TASK TO CARRY OUT:
Below are records. Copy every line with "lamella" in it.
BEGIN
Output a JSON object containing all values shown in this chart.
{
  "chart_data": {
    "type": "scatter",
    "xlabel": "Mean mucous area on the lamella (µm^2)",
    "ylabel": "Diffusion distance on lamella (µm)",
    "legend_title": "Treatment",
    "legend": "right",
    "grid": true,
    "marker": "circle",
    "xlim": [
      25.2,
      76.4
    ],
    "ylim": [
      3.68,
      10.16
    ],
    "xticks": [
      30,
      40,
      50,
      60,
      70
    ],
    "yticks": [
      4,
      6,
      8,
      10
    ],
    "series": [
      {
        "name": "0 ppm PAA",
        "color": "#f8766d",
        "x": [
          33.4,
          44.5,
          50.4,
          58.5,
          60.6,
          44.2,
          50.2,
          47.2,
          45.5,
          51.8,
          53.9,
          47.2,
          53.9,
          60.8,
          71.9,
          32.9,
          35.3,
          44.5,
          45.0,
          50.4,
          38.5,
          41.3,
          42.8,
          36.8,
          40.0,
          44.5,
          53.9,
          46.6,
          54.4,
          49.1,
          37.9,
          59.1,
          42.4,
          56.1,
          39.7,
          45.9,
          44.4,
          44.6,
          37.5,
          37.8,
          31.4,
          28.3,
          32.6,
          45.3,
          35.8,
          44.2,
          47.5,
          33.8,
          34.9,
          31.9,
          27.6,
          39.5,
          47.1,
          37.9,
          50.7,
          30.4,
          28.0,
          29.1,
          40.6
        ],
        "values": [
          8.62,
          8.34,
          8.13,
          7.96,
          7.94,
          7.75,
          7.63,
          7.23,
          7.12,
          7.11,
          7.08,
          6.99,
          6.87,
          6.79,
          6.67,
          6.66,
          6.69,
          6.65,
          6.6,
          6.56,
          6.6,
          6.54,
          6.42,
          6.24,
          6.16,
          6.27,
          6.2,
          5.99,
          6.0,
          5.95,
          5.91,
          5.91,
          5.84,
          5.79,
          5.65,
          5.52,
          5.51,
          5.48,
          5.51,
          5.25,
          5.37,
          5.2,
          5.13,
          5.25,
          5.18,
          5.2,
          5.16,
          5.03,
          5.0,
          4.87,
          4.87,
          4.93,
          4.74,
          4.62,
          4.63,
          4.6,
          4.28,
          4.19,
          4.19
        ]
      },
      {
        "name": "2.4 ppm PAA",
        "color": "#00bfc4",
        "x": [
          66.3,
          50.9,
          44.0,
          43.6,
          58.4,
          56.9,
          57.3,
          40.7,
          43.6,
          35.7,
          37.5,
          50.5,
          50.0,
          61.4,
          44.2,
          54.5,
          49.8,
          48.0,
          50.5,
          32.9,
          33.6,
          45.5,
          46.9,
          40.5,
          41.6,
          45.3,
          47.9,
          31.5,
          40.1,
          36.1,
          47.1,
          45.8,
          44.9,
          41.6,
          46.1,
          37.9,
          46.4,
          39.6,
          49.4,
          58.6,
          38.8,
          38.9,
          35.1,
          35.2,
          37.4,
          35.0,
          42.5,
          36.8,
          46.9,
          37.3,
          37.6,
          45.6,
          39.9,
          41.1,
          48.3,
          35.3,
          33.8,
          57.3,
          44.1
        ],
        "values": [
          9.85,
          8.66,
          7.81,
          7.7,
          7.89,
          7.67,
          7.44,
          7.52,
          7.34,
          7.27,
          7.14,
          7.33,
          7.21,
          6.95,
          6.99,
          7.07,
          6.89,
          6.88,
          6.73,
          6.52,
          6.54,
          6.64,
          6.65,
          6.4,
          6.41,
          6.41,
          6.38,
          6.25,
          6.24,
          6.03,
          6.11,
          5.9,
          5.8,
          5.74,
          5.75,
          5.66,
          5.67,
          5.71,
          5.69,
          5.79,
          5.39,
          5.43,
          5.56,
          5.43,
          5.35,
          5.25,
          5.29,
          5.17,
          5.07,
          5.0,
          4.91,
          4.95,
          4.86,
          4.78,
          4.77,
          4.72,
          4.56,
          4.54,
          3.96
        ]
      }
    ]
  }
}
END
EXPECTED OUTPUT:
    "xlabel": "Mean mucous area on the lamella (µm^2)",
    "ylabel": "Diffusion distance on lamella (µm)",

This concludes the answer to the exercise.